■ **Exercise directions**
Quote all entries in full, exactly.

■ **Supplied records**
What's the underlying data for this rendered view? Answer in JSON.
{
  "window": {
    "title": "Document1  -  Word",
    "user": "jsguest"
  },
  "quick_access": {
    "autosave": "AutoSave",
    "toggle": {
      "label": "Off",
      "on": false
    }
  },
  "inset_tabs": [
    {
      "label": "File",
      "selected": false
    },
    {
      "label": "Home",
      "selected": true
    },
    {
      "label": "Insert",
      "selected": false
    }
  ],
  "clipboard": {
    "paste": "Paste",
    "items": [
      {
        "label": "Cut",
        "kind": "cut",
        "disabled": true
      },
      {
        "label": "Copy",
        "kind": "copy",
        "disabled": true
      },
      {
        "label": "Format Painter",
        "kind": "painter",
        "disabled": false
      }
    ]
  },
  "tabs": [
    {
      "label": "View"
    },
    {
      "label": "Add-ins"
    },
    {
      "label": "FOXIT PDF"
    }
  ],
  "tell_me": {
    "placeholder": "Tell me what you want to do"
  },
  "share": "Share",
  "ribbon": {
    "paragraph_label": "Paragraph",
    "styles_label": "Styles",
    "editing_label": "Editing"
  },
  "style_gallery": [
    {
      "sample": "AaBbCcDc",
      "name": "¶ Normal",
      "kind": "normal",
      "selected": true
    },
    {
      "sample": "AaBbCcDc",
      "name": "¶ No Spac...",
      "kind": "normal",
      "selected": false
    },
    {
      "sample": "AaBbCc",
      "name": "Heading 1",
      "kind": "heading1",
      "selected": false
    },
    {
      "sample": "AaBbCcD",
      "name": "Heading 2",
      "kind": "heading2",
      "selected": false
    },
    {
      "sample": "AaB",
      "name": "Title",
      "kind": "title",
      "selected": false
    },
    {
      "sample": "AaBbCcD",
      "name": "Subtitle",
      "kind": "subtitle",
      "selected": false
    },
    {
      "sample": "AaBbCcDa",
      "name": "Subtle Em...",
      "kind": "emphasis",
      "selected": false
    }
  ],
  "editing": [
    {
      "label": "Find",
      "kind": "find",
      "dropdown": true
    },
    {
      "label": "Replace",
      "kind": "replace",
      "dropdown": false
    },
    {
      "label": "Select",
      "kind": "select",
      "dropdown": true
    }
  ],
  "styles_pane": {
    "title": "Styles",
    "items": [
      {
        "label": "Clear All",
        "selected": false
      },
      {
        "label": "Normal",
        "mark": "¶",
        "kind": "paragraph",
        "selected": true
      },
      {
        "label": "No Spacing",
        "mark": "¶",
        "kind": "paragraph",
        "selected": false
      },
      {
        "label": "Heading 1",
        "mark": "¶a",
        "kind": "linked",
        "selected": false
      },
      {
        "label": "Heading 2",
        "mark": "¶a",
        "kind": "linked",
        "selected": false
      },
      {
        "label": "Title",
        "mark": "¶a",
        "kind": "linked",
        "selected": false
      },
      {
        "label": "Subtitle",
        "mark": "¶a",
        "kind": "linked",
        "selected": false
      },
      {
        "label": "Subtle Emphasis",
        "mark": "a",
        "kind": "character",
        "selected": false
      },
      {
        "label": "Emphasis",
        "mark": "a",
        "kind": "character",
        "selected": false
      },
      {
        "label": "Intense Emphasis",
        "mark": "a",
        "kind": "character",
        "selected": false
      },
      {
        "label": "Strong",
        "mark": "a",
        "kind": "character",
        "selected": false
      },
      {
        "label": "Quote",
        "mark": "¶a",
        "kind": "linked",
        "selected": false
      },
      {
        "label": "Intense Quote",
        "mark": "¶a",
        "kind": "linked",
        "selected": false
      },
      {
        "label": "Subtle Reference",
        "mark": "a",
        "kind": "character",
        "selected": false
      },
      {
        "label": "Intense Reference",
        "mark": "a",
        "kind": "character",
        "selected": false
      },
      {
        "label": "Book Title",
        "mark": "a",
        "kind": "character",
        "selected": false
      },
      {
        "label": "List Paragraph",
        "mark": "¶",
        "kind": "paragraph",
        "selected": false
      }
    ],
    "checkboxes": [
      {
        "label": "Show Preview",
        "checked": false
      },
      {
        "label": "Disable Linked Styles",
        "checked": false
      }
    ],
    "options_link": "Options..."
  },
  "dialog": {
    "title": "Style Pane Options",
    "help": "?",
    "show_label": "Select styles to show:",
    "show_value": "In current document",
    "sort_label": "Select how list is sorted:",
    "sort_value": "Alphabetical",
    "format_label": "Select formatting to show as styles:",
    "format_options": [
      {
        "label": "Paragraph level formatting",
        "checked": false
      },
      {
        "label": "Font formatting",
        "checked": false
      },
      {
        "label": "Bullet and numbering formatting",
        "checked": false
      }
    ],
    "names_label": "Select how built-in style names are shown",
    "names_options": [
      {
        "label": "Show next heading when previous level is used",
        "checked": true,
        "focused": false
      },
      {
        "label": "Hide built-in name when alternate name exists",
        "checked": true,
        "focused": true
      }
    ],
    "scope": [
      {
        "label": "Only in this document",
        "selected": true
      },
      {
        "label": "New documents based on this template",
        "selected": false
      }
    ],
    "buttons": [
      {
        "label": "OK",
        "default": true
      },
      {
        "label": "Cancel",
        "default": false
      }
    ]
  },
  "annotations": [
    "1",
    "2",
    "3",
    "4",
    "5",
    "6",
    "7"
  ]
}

■ **Task solution**
What's the underlying data for this rendered view? Answer in JSON.
{
  "window": {
    "title": "Document1  -  Word",
    "user": "jsguest"
  },
  "quick_access": {
    "autosave": "AutoSave",
    "toggle": {
      "label": "Off",
      "on": false
    }
  },
  "inset_tabs": [
    {
      "label": "File",
      "selected": false
    },
    {
      "label": "Home",
      "selected": true
    },
    {
      "label": "Insert",
      "selected": false
    }
  ],
  "clipboard": {
    "paste": "Paste",
    "items": [
      {
        "label": "Cut",
        "kind": "cut",
        "disabled": true
      },
      {
        "label": "Copy",
        "kind": "copy",
        "disabled": true
      },
      {
        "label": "Format Painter",
        "kind": "painter",
        "disabled": false
      }
    ]
  },
  "tabs": [
    {
      "label": "View"
    },
    {
      "label": "Add-ins"
    },
    {
      "label": "FOXIT PDF"
    }
  ],
  "tell_me": {
    "placeholder": "Tell me what you want to do"
  },
  "share": "Share",
  "ribbon": {
    "paragraph_label": "Paragraph",
    "styles_label": "Styles",
    "editing_label": "Editing"
  },
  "style_gallery": [
    {
      "sample": "AaBbCcDc",
      "name": "¶ Normal",
      "kind": "normal",
      "selected": true
    },
    {
      "sample": "AaBbCcDc",
      "name": "¶ No Spac...",
      "kind": "normal",
      "selected": false
    },
    {
      "sample": "AaBbCc",
      "name": "Heading 1",
      "kind": "heading1",
      "selected": false
    },
    {
      "sample": "AaBbCcD",
      "name": "Heading 2",
      "kind": "heading2",
      "selected": false
    },
    {
      "sample": "AaB",
      "name": "Title",
      "kind": "title",
      "selected": false
    },
    {
      "sample": "AaBbCcD",
      "name": "Subtitle",
      "kind": "subtitle",
      "selected": false
    },
    {
      "sample": "AaBbCcDa",
      "name": "Subtle Em...",
      "kind": "emphasis",
      "selected": false
    }
  ],
  "editing": [
    {
      "label": "Find",
      "kind": "find",
      "dropdown": true
    },
    {
      "label": "Replace",
      "kind": "replace",
      "dropdown": false
    },
    {
      "label": "Select",
      "kind": "select",
      "dropdown": true
    }
  ],
  "styles_pane": {
    "title": "Styles",
    "items": [
      {
        "label": "Clear All",
        "selected": false
      },
      {
        "label": "Normal",
        "mark": "¶",
        "kind": "paragraph",
        "selected": true
      },
      {
        "label": "No Spacing",
        "mark": "¶",
        "kind": "paragraph",
        "selected": false
      },
      {
        "label": "Heading 1",
        "mark": "¶a",
        "kind": "linked",
        "selected": false
      },
      {
        "label": "Heading 2",
        "mark": "¶a",
        "kind": "linked",
        "selected": false
      },
      {
        "label": "Title",
        "mark": "¶a",
        "kind": "linked",
        "selected": false
      },
      {
        "label": "Subtitle",
        "mark": "¶a",
        "kind": "linked",
        "selected": false
      },
      {
        "label": "Subtle Emphasis",
        "mark": "a",
        "kind": "character",
        "selected": false
      },
      {
        "label": "Emphasis",
        "mark": "a",
        "kind": "character",
        "selected": false
      },
      {
        "label": "Intense Emphasis",
        "mark": "a",
        "kind": "character",
        "selected": false
      },
      {
        "label": "Strong",
        "mark": "a",
        "kind": "character",
        "selected": false
      },
      {
        "label": "Quote",
        "mark": "¶a",
        "kind": "linked",
        "selected": false
      },
      {
        "label": "Intense Quote",
        "mark": "¶a",
        "kind": "linked",
        "selected": false
      },
      {
        "label": "Subtle Reference",
        "mark": "a",
        "kind": "character",
        "selected": false
      },
      {
        "label": "Intense Reference",
        "mark": "a",
        "kind": "character",
        "selected": false
      },
      {
        "label": "Book Title",
        "mark": "a",
        "kind": "character",
        "selected": false
      },
      {
        "label": "List Paragraph",
        "mark": "¶",
        "kind": "paragraph",
        "selected": false
      }
    ],
    "checkboxes": [
      {
        "label": "Show Preview",
        "checked": false
      },
      {
        "label": "Disable Linked Styles",
        "checked": false
      }
    ],
    "options_link": "Options..."
  },
  "dialog": {
    "title": "Style Pane Options",
    "help": "?",
    "show_label": "Select styles to show:",
    "show_value": "In current document",
    "sort_label": "Select how list is sorted:",
    "sort_value": "Alphabetical",
    "format_label": "Select formatting to show as styles:",
    "format_options": [
      {
        "label": "Paragraph level formatting",
        "checked": false
      },
      {
        "label": "Font formatting",
        "checked": false
      },
      {
        "label": "Bullet and numbering formatting",
        "checked": false
      }
    ],
    "names_label": "Select how built-in style names are shown",
    "names_options": [
      {
        "label": "Show next heading when previous level is used",
        "checked": true,
        "focused": false
      },
      {
        "label": "Hide built-in name when alternate name exists",
        "checked": true,
        "focused": true
      }
    ],
    "scope": [
      {
        "label": "Only in this document",
        "selected": true
      },
      {
        "label": "New documents based on this template",
        "selected": false
      }
    ],
    "buttons": [
      {
        "label": "OK",
        "default": true
      },
      {
        "label": "Cancel",
        "default": false
      }
    ]
  },
  "annotations": [
    "1",
    "2",
    "3",
    "4",
    "5",
    "6",
    "7"
  ]
}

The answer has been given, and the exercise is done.